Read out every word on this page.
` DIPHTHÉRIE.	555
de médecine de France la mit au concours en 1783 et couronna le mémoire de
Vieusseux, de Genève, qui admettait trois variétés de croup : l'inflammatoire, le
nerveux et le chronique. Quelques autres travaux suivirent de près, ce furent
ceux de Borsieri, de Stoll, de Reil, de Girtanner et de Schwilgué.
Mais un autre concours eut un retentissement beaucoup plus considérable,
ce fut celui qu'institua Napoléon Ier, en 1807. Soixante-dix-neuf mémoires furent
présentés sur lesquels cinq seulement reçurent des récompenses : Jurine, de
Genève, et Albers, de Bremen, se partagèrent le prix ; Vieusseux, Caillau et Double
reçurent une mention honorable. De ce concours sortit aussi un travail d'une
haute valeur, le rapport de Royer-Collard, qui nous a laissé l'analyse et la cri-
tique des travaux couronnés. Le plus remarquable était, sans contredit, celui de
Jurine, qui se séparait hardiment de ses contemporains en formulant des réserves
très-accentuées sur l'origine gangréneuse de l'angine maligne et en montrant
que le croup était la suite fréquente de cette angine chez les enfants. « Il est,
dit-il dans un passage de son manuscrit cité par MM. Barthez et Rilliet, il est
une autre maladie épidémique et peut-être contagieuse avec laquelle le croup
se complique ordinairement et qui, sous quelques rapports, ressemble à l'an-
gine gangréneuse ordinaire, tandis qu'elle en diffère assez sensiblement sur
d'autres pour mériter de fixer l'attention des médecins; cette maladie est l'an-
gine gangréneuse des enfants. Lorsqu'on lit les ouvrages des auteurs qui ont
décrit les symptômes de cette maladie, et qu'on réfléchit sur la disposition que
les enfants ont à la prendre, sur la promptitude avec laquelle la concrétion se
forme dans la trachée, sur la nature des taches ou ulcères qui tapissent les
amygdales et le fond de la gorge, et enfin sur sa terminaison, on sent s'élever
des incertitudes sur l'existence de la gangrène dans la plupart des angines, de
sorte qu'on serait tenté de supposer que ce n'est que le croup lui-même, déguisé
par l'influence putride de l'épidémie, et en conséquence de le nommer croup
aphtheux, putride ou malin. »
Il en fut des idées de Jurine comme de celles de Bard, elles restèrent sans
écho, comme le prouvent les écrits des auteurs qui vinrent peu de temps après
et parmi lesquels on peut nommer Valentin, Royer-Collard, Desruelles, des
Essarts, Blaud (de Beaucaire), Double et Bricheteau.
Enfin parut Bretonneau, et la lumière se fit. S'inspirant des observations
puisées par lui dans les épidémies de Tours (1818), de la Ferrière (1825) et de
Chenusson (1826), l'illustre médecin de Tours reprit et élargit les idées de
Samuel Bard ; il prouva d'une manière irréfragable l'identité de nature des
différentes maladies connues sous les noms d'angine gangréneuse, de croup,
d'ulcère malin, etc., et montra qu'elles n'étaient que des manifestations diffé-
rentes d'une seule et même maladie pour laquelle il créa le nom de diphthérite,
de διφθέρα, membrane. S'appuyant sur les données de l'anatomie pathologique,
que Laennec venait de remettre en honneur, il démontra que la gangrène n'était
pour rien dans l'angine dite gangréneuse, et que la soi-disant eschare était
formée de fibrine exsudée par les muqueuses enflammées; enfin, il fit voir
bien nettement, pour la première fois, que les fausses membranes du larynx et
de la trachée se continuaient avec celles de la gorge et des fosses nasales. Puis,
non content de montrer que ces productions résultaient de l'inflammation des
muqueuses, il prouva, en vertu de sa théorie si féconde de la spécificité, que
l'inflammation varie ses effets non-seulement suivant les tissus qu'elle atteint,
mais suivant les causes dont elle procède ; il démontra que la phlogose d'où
━━━━━━━━━━━━━━━━━━━━━━━━━━━━━━
Instructions for the task: Give back the whole listing, word for word.

Exercise answer:
Read out every word on this page.
` DIPHTHÉRIE.	555
de médecine de France la mit au concours en 1783 et couronna le mémoire de
Vieusseux, de Genève, qui admettait trois variétés de croup : l'inflammatoire, le
nerveux et le chronique. Quelques autres travaux suivirent de près, ce furent
ceux de Borsieri, de Stoll, de Reil, de Girtanner et de Schwilgué.
Mais un autre concours eut un retentissement beaucoup plus considérable,
ce fut celui qu'institua Napoléon Ier, en 1807. Soixante-dix-neuf mémoires furent
présentés sur lesquels cinq seulement reçurent des récompenses : Jurine, de
Genève, et Albers, de Bremen, se partagèrent le prix ; Vieusseux, Caillau et Double
reçurent une mention honorable. De ce concours sortit aussi un travail d'une
haute valeur, le rapport de Royer-Collard, qui nous a laissé l'analyse et la cri-
tique des travaux couronnés. Le plus remarquable était, sans contredit, celui de
Jurine, qui se séparait hardiment de ses contemporains en formulant des réserves
très-accentuées sur l'origine gangréneuse de l'angine maligne et en montrant
que le croup était la suite fréquente de cette angine chez les enfants. « Il est,
dit-il dans un passage de son manuscrit cité par MM. Barthez et Rilliet, il est
une autre maladie épidémique et peut-être contagieuse avec laquelle le croup
se complique ordinairement et qui, sous quelques rapports, ressemble à l'an-
gine gangréneuse ordinaire, tandis qu'elle en diffère assez sensiblement sur
d'autres pour mériter de fixer l'attention des médecins; cette maladie est l'an-
gine gangréneuse des enfants. Lorsqu'on lit les ouvrages des auteurs qui ont
décrit les symptômes de cette maladie, et qu'on réfléchit sur la disposition que
les enfants ont à la prendre, sur la promptitude avec laquelle la concrétion se
forme dans la trachée, sur la nature des taches ou ulcères qui tapissent les
amygdales et le fond de la gorge, et enfin sur sa terminaison, on sent s'élever
des incertitudes sur l'existence de la gangrène dans la plupart des angines, de
sorte qu'on serait tenté de supposer que ce n'est que le croup lui-même, déguisé
par l'influence putride de l'épidémie, et en conséquence de le nommer croup
aphtheux, putride ou malin. »
Il en fut des idées de Jurine comme de celles de Bard, elles restèrent sans
écho, comme le prouvent les écrits des auteurs qui vinrent peu de temps après
et parmi lesquels on peut nommer Valentin, Royer-Collard, Desruelles, des
Essarts, Blaud (de Beaucaire), Double et Bricheteau.
Enfin parut Bretonneau, et la lumière se fit. S'inspirant des observations
puisées par lui dans les épidémies de Tours (1818), de la Ferrière (1825) et de
Chenusson (1826), l'illustre médecin de Tours reprit et élargit les idées de
Samuel Bard ; il prouva d'une manière irréfragable l'identité de nature des
différentes maladies connues sous les noms d'angine gangréneuse, de croup,
d'ulcère malin, etc., et montra qu'elles n'étaient que des manifestations diffé-
rentes d'une seule et même maladie pour laquelle il créa le nom de diphthérite,
de διφθέρα, membrane. S'appuyant sur les données de l'anatomie pathologique,
que Laennec venait de remettre en honneur, il démontra que la gangrène n'était
pour rien dans l'angine dite gangréneuse, et que la soi-disant eschare était
formée de fibrine exsudée par les muqueuses enflammées; enfin, il fit voir
bien nettement, pour la première fois, que les fausses membranes du larynx et
de la trachée se continuaient avec celles de la gorge et des fosses nasales. Puis,
non content de montrer que ces productions résultaient de l'inflammation des
muqueuses, il prouva, en vertu de sa théorie si féconde de la spécificité, que
l'inflammation varie ses effets non-seulement suivant les tissus qu'elle atteint,
mais suivant les causes dont elle procède ; il démontra que la phlogose d'où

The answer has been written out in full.